**Given entries**:
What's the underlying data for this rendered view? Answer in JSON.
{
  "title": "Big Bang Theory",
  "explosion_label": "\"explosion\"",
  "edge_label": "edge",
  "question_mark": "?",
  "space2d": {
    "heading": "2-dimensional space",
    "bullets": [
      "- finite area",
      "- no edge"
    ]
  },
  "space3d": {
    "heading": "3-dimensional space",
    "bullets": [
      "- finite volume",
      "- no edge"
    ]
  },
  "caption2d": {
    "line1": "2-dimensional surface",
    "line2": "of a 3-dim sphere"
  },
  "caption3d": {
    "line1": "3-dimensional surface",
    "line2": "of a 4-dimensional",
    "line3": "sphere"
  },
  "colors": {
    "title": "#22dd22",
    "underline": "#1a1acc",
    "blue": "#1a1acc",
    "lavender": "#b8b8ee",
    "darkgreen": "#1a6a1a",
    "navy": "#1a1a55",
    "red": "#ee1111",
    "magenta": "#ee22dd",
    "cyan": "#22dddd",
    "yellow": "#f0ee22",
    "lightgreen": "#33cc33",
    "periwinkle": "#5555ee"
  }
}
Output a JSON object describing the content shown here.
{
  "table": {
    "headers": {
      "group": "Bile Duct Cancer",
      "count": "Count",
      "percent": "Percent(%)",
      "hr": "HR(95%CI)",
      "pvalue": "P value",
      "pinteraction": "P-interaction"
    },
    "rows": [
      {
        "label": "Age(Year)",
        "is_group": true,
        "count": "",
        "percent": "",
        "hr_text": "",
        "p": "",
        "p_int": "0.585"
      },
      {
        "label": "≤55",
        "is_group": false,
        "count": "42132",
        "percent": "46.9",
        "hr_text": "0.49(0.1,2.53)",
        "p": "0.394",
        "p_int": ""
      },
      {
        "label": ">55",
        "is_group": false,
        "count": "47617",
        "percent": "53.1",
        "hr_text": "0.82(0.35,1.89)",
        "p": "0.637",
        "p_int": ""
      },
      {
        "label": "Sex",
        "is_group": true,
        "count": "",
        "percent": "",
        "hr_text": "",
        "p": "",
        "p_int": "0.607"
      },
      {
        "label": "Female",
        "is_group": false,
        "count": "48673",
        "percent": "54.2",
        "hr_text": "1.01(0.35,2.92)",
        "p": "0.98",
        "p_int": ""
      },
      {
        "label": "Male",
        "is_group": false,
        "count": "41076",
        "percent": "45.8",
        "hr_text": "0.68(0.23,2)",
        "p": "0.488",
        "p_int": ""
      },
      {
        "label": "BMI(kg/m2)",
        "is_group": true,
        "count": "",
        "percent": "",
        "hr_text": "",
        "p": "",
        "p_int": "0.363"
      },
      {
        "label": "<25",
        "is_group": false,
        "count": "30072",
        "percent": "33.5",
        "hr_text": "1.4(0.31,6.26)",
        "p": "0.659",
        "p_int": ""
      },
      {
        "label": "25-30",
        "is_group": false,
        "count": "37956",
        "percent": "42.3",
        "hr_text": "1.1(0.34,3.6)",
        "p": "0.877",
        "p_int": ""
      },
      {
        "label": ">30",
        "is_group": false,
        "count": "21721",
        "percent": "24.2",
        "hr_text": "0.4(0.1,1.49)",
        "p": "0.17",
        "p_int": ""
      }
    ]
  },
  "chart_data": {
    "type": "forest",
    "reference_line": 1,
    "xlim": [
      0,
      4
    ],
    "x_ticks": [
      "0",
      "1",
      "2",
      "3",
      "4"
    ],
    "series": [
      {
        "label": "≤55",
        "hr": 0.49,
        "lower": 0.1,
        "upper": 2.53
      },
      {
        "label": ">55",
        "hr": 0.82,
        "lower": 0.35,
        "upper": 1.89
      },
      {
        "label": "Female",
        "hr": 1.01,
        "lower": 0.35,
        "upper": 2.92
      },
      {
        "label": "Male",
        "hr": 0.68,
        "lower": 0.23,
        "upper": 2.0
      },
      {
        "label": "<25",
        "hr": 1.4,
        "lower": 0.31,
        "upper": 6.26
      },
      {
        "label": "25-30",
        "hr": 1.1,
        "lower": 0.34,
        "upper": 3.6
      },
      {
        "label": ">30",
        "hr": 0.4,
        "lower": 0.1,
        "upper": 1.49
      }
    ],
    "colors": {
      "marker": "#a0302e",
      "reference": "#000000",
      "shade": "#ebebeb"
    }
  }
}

**What is being asked**: Return all the data above once more, precisely as given.

**Output for this exercise**:
What's the underlying data for this rendered view? Answer in JSON.
{
  "title": "Big Bang Theory",
  "explosion_label": "\"explosion\"",
  "edge_label": "edge",
  "question_mark": "?",
  "space2d": {
    "heading": "2-dimensional space",
    "bullets": [
      "- finite area",
      "- no edge"
    ]
  },
  "space3d": {
    "heading": "3-dimensional space",
    "bullets": [
      "- finite volume",
      "- no edge"
    ]
  },
  "caption2d": {
    "line1": "2-dimensional surface",
    "line2": "of a 3-dim sphere"
  },
  "caption3d": {
    "line1": "3-dimensional surface",
    "line2": "of a 4-dimensional",
    "line3": "sphere"
  },
  "colors": {
    "title": "#22dd22",
    "underline": "#1a1acc",
    "blue": "#1a1acc",
    "lavender": "#b8b8ee",
    "darkgreen": "#1a6a1a",
    "navy": "#1a1a55",
    "red": "#ee1111",
    "magenta": "#ee22dd",
    "cyan": "#22dddd",
    "yellow": "#f0ee22",
    "lightgreen": "#33cc33",
    "periwinkle": "#5555ee"
  }
}
Output a JSON object describing the content shown here.
{
  "table": {
    "headers": {
      "group": "Bile Duct Cancer",
      "count": "Count",
      "percent": "Percent(%)",
      "hr": "HR(95%CI)",
      "pvalue": "P value",
      "pinteraction": "P-interaction"
    },
    "rows": [
      {
        "label": "Age(Year)",
        "is_group": true,
        "count": "",
        "percent": "",
        "hr_text": "",
        "p": "",
        "p_int": "0.585"
      },
      {
        "label": "≤55",
        "is_group": false,
        "count": "42132",
        "percent": "46.9",
        "hr_text": "0.49(0.1,2.53)",
        "p": "0.394",
        "p_int": ""
      },
      {
        "label": ">55",
        "is_group": false,
        "count": "47617",
        "percent": "53.1",
        "hr_text": "0.82(0.35,1.89)",
        "p": "0.637",
        "p_int": ""
      },
      {
        "label": "Sex",
        "is_group": true,
        "count": "",
        "percent": "",
        "hr_text": "",
        "p": "",
        "p_int": "0.607"
      },
      {
        "label": "Female",
        "is_group": false,
        "count": "48673",
        "percent": "54.2",
        "hr_text": "1.01(0.35,2.92)",
        "p": "0.98",
        "p_int": ""
      },
      {
        "label": "Male",
        "is_group": false,
        "count": "41076",
        "percent": "45.8",
        "hr_text": "0.68(0.23,2)",
        "p": "0.488",
        "p_int": ""
      },
      {
        "label": "BMI(kg/m2)",
        "is_group": true,
        "count": "",
        "percent": "",
        "hr_text": "",
        "p": "",
        "p_int": "0.363"
      },
      {
        "label": "<25",
        "is_group": false,
        "count": "30072",
        "percent": "33.5",
        "hr_text": "1.4(0.31,6.26)",
        "p": "0.659",
        "p_int": ""
      },
      {
        "label": "25-30",
        "is_group": false,
        "count": "37956",
        "percent": "42.3",
        "hr_text": "1.1(0.34,3.6)",
        "p": "0.877",
        "p_int": ""
      },
      {
        "label": ">30",
        "is_group": false,
        "count": "21721",
        "percent": "24.2",
        "hr_text": "0.4(0.1,1.49)",
        "p": "0.17",
        "p_int": ""
      }
    ]
  },
  "chart_data": {
    "type": "forest",
    "reference_line": 1,
    "xlim": [
      0,
      4
    ],
    "x_ticks": [
      "0",
      "1",
      "2",
      "3",
      "4"
    ],
    "series": [
      {
        "label": "≤55",
        "hr": 0.49,
        "lower": 0.1,
        "upper": 2.53
      },
      {
        "label": ">55",
        "hr": 0.82,
        "lower": 0.35,
        "upper": 1.89
      },
      {
        "label": "Female",
        "hr": 1.01,
        "lower": 0.35,
        "upper": 2.92
      },
      {
        "label": "Male",
        "hr": 0.68,
        "lower": 0.23,
        "upper": 2.0
      },
      {
        "label": "<25",
        "hr": 1.4,
        "lower": 0.31,
        "upper": 6.26
      },
      {
        "label": "25-30",
        "hr": 1.1,
        "lower": 0.34,
        "upper": 3.6
      },
      {
        "label": ">30",
        "hr": 0.4,
        "lower": 0.1,
        "upper": 1.49
      }
    ],
    "colors": {
      "marker": "#a0302e",
      "reference": "#000000",
      "shade": "#ebebeb"
    }
  }
}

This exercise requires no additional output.